Give a verbatim repeat of the lines that run from the line containing "Extract the structured" to the end of the data below.

Collected data entries

= = = = =

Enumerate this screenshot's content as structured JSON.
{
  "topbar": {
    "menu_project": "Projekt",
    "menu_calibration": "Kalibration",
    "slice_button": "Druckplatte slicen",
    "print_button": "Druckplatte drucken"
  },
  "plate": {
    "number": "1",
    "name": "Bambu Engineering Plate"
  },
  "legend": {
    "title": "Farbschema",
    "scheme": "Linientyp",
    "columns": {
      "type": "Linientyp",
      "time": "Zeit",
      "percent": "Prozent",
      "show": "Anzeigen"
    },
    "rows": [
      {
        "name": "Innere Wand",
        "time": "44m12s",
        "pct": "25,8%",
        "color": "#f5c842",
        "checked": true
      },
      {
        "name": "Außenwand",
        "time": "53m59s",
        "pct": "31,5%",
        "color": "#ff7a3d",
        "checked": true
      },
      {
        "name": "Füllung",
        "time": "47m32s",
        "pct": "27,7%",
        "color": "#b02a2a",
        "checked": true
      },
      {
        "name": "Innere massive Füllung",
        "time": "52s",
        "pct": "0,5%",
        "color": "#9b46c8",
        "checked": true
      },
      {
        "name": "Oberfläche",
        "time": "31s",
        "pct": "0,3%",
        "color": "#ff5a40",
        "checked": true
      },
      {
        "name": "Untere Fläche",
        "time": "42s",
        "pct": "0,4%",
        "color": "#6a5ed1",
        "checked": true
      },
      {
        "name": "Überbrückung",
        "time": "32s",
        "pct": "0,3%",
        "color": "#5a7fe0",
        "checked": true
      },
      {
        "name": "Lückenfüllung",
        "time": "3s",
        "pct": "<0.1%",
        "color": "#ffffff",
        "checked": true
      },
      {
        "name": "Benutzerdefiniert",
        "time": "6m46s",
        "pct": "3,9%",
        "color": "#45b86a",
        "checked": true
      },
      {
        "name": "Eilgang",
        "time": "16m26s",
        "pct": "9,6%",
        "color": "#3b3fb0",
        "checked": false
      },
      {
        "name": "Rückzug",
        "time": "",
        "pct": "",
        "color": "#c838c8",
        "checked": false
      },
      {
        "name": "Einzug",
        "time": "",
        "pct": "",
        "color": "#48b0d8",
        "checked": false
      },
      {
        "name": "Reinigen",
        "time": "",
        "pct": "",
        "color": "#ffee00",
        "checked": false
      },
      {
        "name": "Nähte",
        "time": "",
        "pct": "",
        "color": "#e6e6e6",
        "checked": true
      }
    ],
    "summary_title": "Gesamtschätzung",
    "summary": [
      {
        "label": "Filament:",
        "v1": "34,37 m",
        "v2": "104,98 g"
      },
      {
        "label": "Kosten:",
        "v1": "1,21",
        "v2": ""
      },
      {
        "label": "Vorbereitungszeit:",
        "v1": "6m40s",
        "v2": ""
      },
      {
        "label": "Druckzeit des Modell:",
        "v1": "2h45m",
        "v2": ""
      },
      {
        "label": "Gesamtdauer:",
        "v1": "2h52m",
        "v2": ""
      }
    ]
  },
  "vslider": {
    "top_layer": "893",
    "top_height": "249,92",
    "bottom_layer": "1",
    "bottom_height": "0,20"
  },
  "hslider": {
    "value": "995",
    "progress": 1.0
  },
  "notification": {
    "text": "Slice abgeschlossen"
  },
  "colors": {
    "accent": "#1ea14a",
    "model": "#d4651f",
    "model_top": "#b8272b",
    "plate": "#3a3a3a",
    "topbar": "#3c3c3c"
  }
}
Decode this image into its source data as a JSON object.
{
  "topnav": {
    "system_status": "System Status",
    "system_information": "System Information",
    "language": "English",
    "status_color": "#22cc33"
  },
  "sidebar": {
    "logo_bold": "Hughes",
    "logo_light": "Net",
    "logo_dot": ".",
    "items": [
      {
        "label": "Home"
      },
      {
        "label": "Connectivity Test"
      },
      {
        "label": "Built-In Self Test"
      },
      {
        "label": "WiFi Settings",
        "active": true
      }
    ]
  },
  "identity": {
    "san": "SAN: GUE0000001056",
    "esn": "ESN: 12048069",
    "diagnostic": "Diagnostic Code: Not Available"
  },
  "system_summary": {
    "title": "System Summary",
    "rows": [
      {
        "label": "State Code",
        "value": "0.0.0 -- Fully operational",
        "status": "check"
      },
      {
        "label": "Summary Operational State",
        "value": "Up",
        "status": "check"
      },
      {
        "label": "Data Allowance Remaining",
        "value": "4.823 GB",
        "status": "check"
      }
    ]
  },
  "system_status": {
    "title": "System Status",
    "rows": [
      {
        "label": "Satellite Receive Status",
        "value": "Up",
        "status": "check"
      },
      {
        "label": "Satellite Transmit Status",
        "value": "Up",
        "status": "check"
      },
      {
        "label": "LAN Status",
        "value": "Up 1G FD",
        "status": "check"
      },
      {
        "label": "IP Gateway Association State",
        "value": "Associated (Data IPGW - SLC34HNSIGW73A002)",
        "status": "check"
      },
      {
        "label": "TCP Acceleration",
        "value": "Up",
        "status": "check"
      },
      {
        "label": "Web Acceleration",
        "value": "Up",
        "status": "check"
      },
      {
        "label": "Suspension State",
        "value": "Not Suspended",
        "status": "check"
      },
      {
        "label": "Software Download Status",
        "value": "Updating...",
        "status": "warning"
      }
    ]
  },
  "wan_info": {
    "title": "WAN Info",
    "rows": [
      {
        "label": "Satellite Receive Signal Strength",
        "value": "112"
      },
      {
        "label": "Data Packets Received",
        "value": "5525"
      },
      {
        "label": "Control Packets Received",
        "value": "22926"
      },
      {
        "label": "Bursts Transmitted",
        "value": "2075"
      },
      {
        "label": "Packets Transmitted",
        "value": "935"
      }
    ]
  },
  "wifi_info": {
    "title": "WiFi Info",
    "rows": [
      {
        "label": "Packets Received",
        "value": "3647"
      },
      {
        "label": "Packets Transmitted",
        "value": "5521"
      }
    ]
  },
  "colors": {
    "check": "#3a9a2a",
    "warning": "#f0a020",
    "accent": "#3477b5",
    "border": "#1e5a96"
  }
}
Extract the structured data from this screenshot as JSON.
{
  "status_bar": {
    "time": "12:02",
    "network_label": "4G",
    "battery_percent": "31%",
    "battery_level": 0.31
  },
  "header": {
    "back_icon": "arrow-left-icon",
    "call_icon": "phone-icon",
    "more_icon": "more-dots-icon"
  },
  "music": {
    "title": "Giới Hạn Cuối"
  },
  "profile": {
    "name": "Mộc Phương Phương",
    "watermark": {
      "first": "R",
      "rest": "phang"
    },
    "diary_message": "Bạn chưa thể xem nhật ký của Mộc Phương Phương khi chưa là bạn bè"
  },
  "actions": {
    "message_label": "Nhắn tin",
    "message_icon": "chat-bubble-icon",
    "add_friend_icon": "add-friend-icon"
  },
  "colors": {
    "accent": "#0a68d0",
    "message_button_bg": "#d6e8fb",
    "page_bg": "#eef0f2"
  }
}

= = = = =

◆ TASK SOLUTION:
Extract the structured data from this screenshot as JSON.
{
  "status_bar": {
    "time": "12:02",
    "network_label": "4G",
    "battery_percent": "31%",
    "battery_level": 0.31
  },
  "header": {
    "back_icon": "arrow-left-icon",
    "call_icon": "phone-icon",
    "more_icon": "more-dots-icon"
  },
  "music": {
    "title": "Giới Hạn Cuối"
  },
  "profile": {
    "name": "Mộc Phương Phương",
    "watermark": {
      "first": "R",
      "rest": "phang"
    },
    "diary_message": "Bạn chưa thể xem nhật ký của Mộc Phương Phương khi chưa là bạn bè"
  },
  "actions": {
    "message_label": "Nhắn tin",
    "message_icon": "chat-bubble-icon",
    "add_friend_icon": "add-friend-icon"
  },
  "colors": {
    "accent": "#0a68d0",
    "message_button_bg": "#d6e8fb",
    "page_bg": "#eef0f2"
  }
}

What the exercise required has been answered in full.